Extracted data entries:
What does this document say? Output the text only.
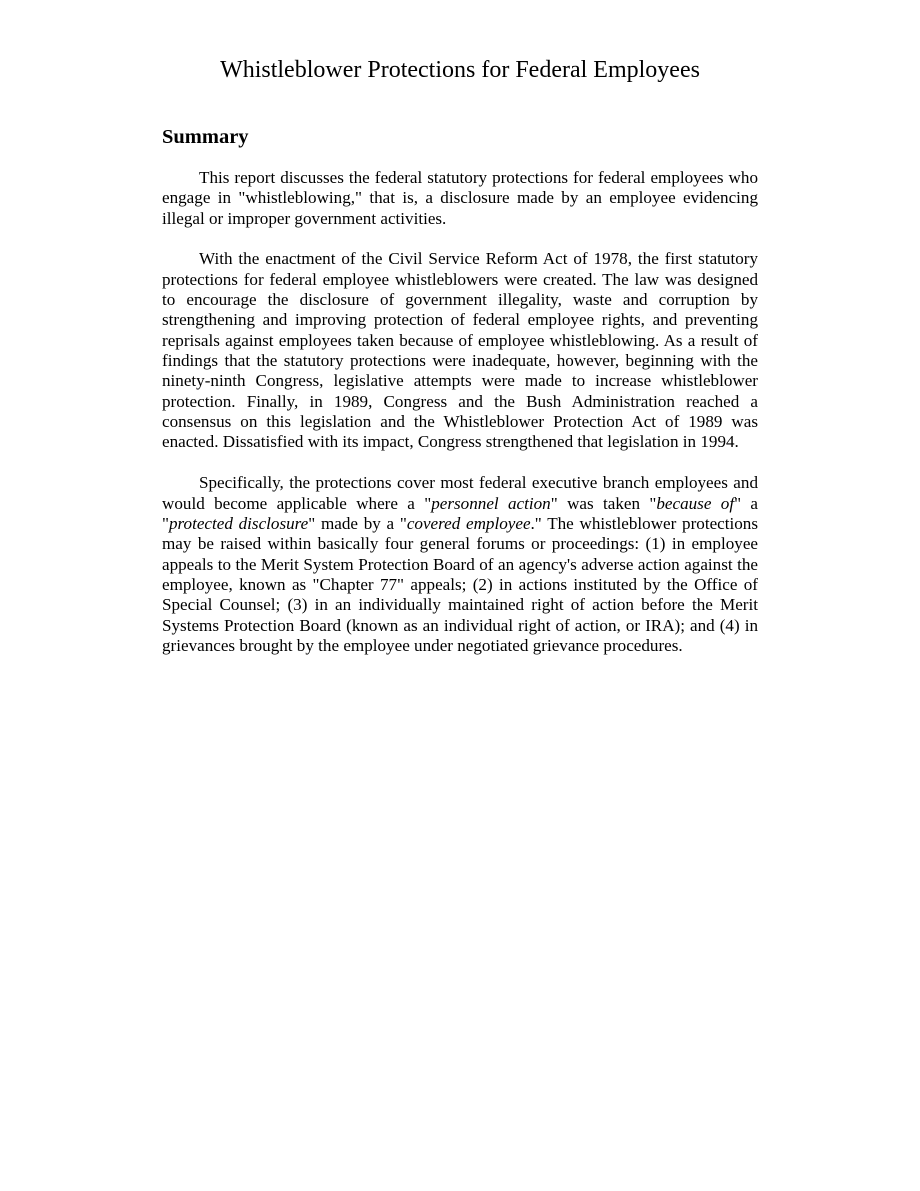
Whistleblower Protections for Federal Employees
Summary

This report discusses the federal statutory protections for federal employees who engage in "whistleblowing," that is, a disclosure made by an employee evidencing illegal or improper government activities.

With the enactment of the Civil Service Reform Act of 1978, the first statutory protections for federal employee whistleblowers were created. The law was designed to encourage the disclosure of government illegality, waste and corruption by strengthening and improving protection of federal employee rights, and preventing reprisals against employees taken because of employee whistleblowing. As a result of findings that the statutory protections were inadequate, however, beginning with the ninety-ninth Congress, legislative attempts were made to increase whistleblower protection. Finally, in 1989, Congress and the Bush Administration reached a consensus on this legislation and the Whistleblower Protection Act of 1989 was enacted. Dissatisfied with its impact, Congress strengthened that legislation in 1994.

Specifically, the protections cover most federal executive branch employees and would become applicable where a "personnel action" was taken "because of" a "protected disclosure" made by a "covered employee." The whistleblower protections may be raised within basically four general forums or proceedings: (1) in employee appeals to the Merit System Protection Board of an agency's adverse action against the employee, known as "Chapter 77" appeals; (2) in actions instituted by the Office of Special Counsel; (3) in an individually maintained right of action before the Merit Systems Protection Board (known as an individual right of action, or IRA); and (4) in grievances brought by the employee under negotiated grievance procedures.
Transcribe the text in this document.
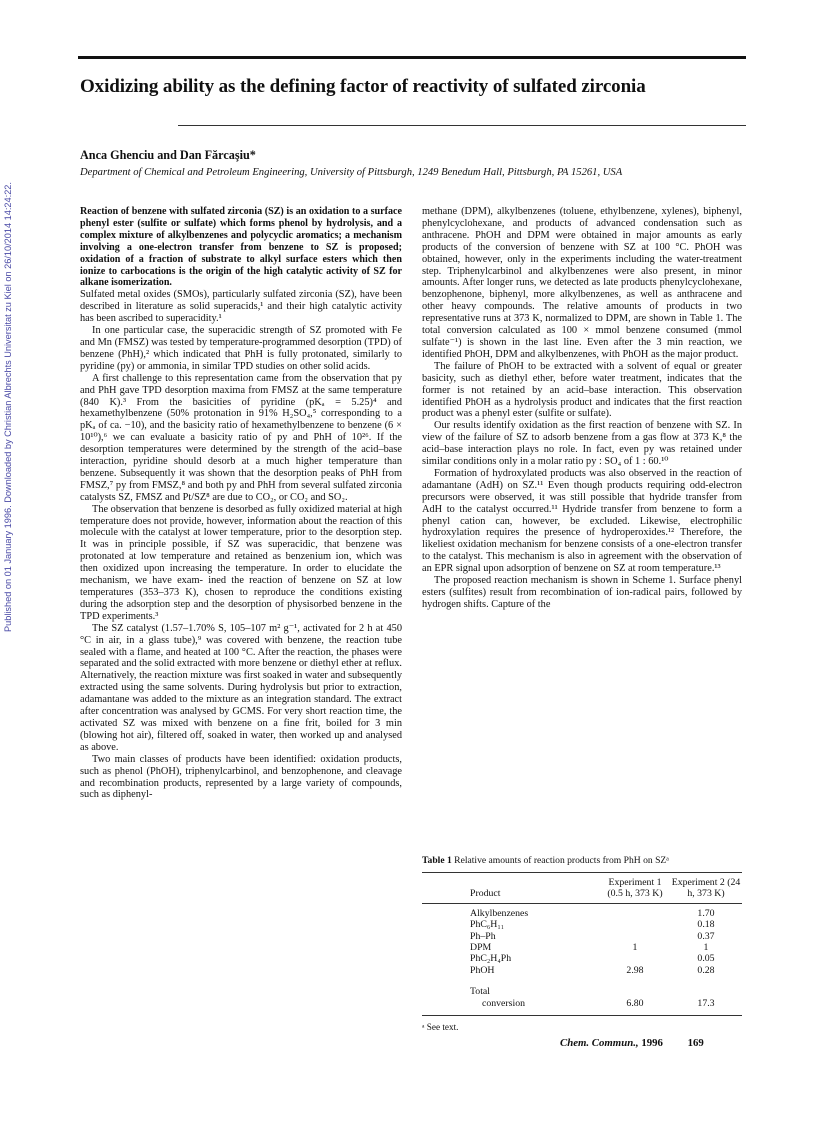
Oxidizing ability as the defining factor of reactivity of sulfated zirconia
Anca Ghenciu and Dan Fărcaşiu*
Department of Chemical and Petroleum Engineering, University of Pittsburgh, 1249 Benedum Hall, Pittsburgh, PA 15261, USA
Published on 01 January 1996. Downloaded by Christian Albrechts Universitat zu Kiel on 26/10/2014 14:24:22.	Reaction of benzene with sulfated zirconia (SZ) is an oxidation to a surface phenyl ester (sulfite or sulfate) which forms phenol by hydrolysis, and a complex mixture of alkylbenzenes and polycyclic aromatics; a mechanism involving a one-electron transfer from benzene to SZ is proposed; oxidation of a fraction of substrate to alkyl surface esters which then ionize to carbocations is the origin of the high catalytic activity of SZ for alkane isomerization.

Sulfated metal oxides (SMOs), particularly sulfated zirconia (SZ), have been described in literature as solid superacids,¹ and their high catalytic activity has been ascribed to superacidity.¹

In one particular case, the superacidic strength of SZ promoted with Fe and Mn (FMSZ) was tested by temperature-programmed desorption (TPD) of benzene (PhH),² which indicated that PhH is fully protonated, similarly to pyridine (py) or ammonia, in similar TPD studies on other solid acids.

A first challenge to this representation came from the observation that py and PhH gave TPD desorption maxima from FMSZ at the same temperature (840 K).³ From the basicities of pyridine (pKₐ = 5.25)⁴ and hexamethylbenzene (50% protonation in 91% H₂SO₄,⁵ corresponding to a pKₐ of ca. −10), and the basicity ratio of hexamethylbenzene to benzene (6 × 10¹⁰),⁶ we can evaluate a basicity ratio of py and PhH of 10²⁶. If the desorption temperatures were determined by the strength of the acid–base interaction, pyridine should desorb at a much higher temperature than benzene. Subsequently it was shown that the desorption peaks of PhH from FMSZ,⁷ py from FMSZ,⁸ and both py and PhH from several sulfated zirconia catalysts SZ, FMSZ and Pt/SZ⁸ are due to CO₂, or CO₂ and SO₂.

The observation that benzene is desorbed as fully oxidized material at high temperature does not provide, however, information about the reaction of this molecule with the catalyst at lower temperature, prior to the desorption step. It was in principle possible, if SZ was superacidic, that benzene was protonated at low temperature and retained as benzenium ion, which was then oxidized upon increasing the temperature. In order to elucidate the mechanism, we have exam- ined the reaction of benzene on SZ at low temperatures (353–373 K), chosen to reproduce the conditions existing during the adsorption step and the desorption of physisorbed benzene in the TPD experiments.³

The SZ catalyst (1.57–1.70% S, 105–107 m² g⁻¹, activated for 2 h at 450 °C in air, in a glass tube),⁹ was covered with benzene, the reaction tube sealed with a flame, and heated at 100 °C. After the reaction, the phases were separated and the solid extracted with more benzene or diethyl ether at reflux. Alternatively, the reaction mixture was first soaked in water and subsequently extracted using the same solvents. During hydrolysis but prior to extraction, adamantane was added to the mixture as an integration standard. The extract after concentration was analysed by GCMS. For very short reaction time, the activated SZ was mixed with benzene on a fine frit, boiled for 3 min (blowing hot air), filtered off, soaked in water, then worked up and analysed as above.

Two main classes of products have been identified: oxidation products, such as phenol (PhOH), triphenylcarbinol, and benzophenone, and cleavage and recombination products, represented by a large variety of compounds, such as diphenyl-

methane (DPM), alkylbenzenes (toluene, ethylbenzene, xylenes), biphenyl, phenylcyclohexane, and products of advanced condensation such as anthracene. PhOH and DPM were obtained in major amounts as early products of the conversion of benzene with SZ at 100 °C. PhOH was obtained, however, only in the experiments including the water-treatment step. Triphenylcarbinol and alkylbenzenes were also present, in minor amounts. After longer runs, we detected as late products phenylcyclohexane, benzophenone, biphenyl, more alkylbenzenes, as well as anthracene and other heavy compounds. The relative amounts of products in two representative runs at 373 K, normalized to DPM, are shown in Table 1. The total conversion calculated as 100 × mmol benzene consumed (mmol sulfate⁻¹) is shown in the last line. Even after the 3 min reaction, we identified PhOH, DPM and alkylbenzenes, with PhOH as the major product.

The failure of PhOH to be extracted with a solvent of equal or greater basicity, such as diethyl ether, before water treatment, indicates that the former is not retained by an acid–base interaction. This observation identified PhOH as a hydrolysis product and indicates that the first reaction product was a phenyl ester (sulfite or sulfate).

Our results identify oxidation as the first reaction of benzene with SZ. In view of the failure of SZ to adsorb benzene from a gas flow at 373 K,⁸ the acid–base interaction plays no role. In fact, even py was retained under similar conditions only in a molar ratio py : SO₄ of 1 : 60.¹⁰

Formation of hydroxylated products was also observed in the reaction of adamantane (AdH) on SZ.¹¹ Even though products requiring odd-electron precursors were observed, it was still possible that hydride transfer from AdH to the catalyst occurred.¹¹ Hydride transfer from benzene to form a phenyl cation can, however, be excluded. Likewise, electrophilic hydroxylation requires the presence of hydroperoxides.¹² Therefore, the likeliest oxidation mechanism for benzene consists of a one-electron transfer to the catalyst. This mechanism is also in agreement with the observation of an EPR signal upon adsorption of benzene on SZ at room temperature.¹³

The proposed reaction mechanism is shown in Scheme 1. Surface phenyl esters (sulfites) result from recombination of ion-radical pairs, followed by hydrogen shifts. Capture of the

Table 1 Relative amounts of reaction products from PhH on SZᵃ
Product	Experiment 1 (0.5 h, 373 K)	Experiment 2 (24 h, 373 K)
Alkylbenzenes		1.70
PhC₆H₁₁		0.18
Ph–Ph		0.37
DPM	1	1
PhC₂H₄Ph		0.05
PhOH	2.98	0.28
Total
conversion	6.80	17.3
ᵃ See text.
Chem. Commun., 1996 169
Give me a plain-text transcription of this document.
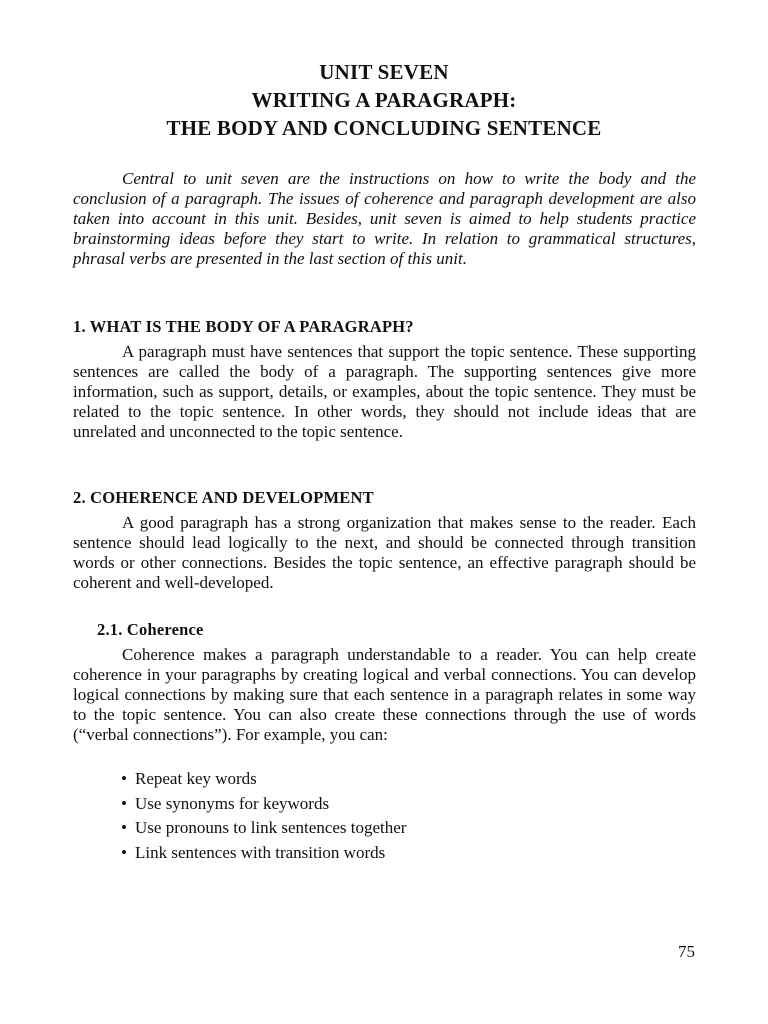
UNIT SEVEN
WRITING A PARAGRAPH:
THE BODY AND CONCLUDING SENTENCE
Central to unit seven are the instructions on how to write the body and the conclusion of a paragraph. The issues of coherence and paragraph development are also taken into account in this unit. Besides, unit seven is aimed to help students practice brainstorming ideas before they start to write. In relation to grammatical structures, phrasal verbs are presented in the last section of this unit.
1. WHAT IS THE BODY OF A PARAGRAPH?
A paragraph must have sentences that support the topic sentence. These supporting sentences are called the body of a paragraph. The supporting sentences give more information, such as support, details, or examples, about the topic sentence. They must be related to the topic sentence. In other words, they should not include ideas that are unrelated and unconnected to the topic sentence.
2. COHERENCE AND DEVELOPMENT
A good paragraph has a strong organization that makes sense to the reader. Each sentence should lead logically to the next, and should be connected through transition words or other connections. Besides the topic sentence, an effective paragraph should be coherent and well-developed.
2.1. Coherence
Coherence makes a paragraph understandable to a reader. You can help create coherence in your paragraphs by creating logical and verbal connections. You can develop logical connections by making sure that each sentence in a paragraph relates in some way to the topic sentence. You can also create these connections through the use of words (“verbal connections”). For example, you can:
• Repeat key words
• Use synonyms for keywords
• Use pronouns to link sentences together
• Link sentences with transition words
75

INSTRUCTION: Copy all lines from the entries that contain the word "document".

ANSWER TO THE TASK:
What does this document say? Output the text only.
Transcribe the text in this document.
Give me a plain-text transcription of this document.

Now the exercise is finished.